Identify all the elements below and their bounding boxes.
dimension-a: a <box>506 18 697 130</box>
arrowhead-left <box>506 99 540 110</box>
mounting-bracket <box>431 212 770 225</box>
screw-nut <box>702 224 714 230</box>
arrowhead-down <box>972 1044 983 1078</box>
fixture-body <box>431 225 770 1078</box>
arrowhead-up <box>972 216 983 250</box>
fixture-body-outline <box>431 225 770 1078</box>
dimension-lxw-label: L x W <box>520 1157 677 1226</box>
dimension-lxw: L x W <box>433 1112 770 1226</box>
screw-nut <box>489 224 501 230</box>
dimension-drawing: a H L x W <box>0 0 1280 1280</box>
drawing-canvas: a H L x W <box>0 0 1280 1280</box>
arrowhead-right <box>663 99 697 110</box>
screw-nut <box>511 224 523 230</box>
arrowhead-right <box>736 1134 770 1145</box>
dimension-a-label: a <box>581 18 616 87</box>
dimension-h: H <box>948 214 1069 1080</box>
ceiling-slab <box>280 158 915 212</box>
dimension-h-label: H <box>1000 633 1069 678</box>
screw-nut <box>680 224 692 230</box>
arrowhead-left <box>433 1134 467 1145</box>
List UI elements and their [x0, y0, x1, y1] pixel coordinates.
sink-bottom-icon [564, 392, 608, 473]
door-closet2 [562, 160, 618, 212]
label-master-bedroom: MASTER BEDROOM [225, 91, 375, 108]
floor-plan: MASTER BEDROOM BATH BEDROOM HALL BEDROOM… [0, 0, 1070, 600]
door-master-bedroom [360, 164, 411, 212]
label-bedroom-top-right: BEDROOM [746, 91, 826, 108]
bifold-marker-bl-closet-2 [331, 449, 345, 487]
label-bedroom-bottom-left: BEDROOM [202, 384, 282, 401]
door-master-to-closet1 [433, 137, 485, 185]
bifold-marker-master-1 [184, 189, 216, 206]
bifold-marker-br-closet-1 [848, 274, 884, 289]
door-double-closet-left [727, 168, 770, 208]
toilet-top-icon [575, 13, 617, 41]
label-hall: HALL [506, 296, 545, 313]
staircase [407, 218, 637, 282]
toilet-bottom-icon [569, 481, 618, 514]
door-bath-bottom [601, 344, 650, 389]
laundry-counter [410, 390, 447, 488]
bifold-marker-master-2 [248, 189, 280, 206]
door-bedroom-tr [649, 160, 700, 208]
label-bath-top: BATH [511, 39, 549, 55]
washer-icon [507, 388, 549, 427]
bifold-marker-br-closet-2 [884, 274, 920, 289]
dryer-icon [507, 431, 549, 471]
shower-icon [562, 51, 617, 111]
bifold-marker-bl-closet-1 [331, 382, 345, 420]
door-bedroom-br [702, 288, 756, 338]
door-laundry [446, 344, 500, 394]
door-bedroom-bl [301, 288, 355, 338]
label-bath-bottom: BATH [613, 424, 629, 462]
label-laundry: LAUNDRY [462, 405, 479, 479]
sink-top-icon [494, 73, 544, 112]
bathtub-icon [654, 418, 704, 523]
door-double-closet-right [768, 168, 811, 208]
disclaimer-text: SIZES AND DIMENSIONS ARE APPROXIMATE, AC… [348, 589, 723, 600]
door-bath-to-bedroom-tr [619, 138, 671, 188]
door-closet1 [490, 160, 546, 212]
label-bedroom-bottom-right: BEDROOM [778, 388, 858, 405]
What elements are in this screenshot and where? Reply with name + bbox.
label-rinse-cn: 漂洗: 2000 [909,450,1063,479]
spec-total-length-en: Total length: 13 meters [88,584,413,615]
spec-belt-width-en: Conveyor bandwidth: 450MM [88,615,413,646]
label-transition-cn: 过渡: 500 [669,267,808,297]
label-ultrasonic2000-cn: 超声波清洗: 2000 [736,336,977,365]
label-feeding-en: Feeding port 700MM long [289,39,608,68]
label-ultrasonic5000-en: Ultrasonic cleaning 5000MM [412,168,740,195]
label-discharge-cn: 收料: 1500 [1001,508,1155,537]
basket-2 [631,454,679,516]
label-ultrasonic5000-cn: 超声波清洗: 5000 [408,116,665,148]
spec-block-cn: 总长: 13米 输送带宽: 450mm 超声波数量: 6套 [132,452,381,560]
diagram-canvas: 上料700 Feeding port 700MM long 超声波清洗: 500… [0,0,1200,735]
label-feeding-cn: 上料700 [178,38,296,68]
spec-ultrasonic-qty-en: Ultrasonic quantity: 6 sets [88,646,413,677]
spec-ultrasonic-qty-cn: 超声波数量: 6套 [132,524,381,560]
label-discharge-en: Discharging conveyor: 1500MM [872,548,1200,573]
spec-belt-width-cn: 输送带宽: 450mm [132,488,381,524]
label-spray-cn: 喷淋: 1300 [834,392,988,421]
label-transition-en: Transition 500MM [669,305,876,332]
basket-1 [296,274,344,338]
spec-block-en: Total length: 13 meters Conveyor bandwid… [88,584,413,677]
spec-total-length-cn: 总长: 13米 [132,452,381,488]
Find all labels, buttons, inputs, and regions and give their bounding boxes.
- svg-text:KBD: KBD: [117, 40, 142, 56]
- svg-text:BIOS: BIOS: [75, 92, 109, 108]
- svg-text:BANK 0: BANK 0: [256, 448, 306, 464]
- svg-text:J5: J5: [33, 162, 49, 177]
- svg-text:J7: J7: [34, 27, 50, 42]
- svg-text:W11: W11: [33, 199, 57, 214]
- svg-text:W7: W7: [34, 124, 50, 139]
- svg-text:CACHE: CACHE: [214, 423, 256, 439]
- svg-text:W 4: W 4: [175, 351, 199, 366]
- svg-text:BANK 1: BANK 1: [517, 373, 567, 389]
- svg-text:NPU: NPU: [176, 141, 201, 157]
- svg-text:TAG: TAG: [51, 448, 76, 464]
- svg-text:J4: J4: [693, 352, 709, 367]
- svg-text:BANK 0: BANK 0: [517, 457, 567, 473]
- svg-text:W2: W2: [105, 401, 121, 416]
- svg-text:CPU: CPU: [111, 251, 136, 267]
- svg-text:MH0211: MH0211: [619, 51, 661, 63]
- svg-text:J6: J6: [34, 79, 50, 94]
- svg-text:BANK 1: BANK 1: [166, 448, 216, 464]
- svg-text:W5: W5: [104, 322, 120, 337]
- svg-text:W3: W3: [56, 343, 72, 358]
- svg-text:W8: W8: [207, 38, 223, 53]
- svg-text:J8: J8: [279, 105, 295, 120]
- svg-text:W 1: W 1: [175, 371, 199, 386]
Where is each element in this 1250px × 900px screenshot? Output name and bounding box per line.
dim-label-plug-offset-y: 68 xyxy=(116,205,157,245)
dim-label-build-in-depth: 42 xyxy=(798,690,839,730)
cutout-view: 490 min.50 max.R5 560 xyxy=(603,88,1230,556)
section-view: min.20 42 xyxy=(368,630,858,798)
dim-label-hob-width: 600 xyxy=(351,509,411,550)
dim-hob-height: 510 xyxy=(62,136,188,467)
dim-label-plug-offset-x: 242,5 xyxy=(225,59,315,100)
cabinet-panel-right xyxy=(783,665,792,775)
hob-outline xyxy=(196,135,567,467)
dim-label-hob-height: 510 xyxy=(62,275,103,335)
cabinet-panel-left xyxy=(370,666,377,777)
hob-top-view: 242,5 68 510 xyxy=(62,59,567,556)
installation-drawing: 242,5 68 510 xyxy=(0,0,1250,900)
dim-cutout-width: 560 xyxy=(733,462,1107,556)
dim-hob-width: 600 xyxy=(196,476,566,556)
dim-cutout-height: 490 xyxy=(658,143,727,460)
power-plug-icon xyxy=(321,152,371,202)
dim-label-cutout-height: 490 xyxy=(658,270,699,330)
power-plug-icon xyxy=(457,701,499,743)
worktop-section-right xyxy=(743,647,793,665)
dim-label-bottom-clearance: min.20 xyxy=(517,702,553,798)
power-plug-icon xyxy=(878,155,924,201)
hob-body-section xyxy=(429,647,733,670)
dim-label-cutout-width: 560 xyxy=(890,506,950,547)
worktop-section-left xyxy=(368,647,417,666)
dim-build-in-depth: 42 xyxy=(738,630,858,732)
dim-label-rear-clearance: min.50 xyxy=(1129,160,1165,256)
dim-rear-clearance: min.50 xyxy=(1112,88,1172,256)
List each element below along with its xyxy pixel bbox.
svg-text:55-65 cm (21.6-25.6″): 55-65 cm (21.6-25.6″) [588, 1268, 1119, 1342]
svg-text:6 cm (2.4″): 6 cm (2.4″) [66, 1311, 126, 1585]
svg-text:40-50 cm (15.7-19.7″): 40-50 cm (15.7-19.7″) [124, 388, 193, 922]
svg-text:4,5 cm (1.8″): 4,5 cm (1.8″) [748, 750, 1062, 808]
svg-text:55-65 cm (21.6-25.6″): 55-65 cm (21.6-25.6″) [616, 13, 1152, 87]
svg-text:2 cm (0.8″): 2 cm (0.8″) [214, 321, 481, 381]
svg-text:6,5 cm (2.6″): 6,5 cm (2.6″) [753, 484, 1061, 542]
************
• _Direction_
Swap "mounting-bracket" for "ceiling-bracket" in the stretch from the start of the material through the line containing "arrowhead-up <box>972 216 983 250</box>", leaving everything else the same, and give back only those lines.

• _Answer in full_
Identify all the elements below and their bounding boxes.
dimension-a: a <box>506 18 697 130</box>
arrowhead-left <box>506 99 540 110</box>
ceiling-bracket <box>431 212 770 225</box>
screw-nut <box>702 224 714 230</box>
arrowhead-down <box>972 1044 983 1078</box>
fixture-body <box>431 225 770 1078</box>
arrowhead-up <box>972 216 983 250</box>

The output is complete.